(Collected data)
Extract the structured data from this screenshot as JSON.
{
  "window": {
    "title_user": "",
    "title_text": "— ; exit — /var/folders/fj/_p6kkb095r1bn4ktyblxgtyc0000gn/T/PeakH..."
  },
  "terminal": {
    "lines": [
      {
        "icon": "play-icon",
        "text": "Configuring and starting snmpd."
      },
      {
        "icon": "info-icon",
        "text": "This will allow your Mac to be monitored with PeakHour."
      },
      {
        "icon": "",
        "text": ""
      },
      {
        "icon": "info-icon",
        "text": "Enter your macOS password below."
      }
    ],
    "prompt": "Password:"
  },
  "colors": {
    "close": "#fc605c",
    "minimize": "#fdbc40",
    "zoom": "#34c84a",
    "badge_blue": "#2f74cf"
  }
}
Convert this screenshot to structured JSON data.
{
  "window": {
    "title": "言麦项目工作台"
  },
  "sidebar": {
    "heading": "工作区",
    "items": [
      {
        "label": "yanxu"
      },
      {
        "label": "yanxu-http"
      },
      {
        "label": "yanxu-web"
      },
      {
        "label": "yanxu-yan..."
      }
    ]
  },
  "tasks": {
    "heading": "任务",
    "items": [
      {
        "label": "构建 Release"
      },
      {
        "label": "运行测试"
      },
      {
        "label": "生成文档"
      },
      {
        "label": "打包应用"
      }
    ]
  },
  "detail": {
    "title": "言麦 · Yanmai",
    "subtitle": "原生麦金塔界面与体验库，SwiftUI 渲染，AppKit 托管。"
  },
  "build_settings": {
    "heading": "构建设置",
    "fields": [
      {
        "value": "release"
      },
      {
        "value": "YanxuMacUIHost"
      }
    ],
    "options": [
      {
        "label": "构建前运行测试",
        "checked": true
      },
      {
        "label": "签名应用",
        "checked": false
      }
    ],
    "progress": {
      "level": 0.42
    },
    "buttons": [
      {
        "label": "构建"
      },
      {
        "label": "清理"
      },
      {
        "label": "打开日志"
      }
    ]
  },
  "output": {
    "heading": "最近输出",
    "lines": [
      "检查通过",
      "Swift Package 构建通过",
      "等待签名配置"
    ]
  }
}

**What is asked**: In the listing above, how many lines hold the word "structured"? Give the number and nothing more.

**Reply**: 2